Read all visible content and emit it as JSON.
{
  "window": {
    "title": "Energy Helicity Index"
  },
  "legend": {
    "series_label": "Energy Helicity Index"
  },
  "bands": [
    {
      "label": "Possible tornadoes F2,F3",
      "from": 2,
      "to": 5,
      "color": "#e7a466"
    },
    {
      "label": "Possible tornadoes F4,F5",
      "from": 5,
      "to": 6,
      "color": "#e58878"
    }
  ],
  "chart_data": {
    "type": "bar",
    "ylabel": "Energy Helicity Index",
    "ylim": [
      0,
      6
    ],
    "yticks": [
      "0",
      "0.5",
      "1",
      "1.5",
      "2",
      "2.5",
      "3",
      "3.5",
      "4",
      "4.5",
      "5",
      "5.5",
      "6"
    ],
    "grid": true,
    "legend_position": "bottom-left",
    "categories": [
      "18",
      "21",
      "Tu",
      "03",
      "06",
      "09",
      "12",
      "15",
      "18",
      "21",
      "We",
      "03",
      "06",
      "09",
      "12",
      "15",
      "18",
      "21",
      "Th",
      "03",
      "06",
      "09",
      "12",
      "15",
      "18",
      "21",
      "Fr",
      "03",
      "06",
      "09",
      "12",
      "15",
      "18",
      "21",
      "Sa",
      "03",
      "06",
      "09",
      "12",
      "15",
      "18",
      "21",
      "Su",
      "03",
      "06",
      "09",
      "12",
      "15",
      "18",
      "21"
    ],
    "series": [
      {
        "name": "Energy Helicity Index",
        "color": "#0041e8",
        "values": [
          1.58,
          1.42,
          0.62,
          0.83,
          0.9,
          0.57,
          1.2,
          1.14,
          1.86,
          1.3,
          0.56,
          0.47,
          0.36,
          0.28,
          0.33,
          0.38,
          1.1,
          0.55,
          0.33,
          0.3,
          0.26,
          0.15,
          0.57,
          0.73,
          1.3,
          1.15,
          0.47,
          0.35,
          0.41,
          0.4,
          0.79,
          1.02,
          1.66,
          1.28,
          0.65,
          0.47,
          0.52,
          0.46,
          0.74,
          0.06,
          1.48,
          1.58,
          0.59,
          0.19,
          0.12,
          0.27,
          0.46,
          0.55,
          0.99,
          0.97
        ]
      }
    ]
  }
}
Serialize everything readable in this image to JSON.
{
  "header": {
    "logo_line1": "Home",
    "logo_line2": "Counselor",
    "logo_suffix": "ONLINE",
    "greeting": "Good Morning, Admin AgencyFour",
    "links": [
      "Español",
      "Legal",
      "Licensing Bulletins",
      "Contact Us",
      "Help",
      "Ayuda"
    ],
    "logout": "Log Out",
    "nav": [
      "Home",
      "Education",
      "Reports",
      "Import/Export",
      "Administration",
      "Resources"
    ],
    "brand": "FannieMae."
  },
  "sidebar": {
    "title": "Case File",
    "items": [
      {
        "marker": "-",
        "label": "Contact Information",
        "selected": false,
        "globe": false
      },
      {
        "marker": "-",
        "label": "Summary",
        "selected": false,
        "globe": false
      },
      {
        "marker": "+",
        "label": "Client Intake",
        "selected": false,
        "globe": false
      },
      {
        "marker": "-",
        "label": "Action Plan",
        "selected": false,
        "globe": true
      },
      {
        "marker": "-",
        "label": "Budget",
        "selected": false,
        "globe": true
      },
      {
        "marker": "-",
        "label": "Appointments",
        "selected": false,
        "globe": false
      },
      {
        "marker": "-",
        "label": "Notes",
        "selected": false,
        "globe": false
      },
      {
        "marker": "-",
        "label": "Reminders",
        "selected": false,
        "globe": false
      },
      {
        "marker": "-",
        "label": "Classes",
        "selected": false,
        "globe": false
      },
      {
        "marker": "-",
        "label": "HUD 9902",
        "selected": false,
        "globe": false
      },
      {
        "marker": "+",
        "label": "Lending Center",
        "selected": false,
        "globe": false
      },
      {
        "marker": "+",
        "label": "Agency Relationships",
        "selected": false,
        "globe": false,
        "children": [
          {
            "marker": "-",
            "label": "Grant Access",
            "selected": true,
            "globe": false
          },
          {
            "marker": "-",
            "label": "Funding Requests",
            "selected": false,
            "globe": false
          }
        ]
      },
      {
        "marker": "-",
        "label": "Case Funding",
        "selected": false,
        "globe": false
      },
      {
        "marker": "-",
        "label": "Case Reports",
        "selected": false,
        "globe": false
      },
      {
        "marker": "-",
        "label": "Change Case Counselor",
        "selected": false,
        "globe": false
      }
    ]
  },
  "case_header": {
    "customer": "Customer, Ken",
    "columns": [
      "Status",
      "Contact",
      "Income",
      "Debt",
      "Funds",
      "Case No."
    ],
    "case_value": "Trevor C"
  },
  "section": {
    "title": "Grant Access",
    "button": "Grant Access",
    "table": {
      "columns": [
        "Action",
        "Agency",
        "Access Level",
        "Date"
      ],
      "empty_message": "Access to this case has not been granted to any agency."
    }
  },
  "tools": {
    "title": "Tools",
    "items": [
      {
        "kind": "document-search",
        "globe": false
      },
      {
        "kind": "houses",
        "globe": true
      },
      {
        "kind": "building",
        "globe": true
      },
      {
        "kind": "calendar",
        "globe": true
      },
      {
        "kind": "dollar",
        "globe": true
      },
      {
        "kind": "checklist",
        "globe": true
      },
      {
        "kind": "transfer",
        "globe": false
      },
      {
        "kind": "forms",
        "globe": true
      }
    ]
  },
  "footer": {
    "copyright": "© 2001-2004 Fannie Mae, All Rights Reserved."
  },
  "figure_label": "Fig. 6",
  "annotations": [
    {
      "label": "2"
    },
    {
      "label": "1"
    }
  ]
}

★ ★ ★ ★ ★

▶ Problem to solve: Pull out each record as written and restate it exactly.

▶ Final answer:
Read all visible content and emit it as JSON.
{
  "window": {
    "title": "Energy Helicity Index"
  },
  "legend": {
    "series_label": "Energy Helicity Index"
  },
  "bands": [
    {
      "label": "Possible tornadoes F2,F3",
      "from": 2,
      "to": 5,
      "color": "#e7a466"
    },
    {
      "label": "Possible tornadoes F4,F5",
      "from": 5,
      "to": 6,
      "color": "#e58878"
    }
  ],
  "chart_data": {
    "type": "bar",
    "ylabel": "Energy Helicity Index",
    "ylim": [
      0,
      6
    ],
    "yticks": [
      "0",
      "0.5",
      "1",
      "1.5",
      "2",
      "2.5",
      "3",
      "3.5",
      "4",
      "4.5",
      "5",
      "5.5",
      "6"
    ],
    "grid": true,
    "legend_position": "bottom-left",
    "categories": [
      "18",
      "21",
      "Tu",
      "03",
      "06",
      "09",
      "12",
      "15",
      "18",
      "21",
      "We",
      "03",
      "06",
      "09",
      "12",
      "15",
      "18",
      "21",
      "Th",
      "03",
      "06",
      "09",
      "12",
      "15",
      "18",
      "21",
      "Fr",
      "03",
      "06",
      "09",
      "12",
      "15",
      "18",
      "21",
      "Sa",
      "03",
      "06",
      "09",
      "12",
      "15",
      "18",
      "21",
      "Su",
      "03",
      "06",
      "09",
      "12",
      "15",
      "18",
      "21"
    ],
    "series": [
      {
        "name": "Energy Helicity Index",
        "color": "#0041e8",
        "values": [
          1.58,
          1.42,
          0.62,
          0.83,
          0.9,
          0.57,
          1.2,
          1.14,
          1.86,
          1.3,
          0.56,
          0.47,
          0.36,
          0.28,
          0.33,
          0.38,
          1.1,
          0.55,
          0.33,
          0.3,
          0.26,
          0.15,
          0.57,
          0.73,
          1.3,
          1.15,
          0.47,
          0.35,
          0.41,
          0.4,
          0.79,
          1.02,
          1.66,
          1.28,
          0.65,
          0.47,
          0.52,
          0.46,
          0.74,
          0.06,
          1.48,
          1.58,
          0.59,
          0.19,
          0.12,
          0.27,
          0.46,
          0.55,
          0.99,
          0.97
        ]
      }
    ]
  }
}
Serialize everything readable in this image to JSON.
{
  "header": {
    "logo_line1": "Home",
    "logo_line2": "Counselor",
    "logo_suffix": "ONLINE",
    "greeting": "Good Morning, Admin AgencyFour",
    "links": [
      "Español",
      "Legal",
      "Licensing Bulletins",
      "Contact Us",
      "Help",
      "Ayuda"
    ],
    "logout": "Log Out",
    "nav": [
      "Home",
      "Education",
      "Reports",
      "Import/Export",
      "Administration",
      "Resources"
    ],
    "brand": "FannieMae."
  },
  "sidebar": {
    "title": "Case File",
    "items": [
      {
        "marker": "-",
        "label": "Contact Information",
        "selected": false,
        "globe": false
      },
      {
        "marker": "-",
        "label": "Summary",
        "selected": false,
        "globe": false
      },
      {
        "marker": "+",
        "label": "Client Intake",
        "selected": false,
        "globe": false
      },
      {
        "marker": "-",
        "label": "Action Plan",
        "selected": false,
        "globe": true
      },
      {
        "marker": "-",
        "label": "Budget",
        "selected": false,
        "globe": true
      },
      {
        "marker": "-",
        "label": "Appointments",
        "selected": false,
        "globe": false
      },
      {
        "marker": "-",
        "label": "Notes",
        "selected": false,
        "globe": false
      },
      {
        "marker": "-",
        "label": "Reminders",
        "selected": false,
        "globe": false
      },
      {
        "marker": "-",
        "label": "Classes",
        "selected": false,
        "globe": false
      },
      {
        "marker": "-",
        "label": "HUD 9902",
        "selected": false,
        "globe": false
      },
      {
        "marker": "+",
        "label": "Lending Center",
        "selected": false,
        "globe": false
      },
      {
        "marker": "+",
        "label": "Agency Relationships",
        "selected": false,
        "globe": false,
        "children": [
          {
            "marker": "-",
            "label": "Grant Access",
            "selected": true,
            "globe": false
          },
          {
            "marker": "-",
            "label": "Funding Requests",
            "selected": false,
            "globe": false
          }
        ]
      },
      {
        "marker": "-",
        "label": "Case Funding",
        "selected": false,
        "globe": false
      },
      {
        "marker": "-",
        "label": "Case Reports",
        "selected": false,
        "globe": false
      },
      {
        "marker": "-",
        "label": "Change Case Counselor",
        "selected": false,
        "globe": false
      }
    ]
  },
  "case_header": {
    "customer": "Customer, Ken",
    "columns": [
      "Status",
      "Contact",
      "Income",
      "Debt",
      "Funds",
      "Case No."
    ],
    "case_value": "Trevor C"
  },
  "section": {
    "title": "Grant Access",
    "button": "Grant Access",
    "table": {
      "columns": [
        "Action",
        "Agency",
        "Access Level",
        "Date"
      ],
      "empty_message": "Access to this case has not been granted to any agency."
    }
  },
  "tools": {
    "title": "Tools",
    "items": [
      {
        "kind": "document-search",
        "globe": false
      },
      {
        "kind": "houses",
        "globe": true
      },
      {
        "kind": "building",
        "globe": true
      },
      {
        "kind": "calendar",
        "globe": true
      },
      {
        "kind": "dollar",
        "globe": true
      },
      {
        "kind": "checklist",
        "globe": true
      },
      {
        "kind": "transfer",
        "globe": false
      },
      {
        "kind": "forms",
        "globe": true
      }
    ]
  },
  "footer": {
    "copyright": "© 2001-2004 Fannie Mae, All Rights Reserved."
  },
  "figure_label": "Fig. 6",
  "annotations": [
    {
      "label": "2"
    },
    {
      "label": "1"
    }
  ]
}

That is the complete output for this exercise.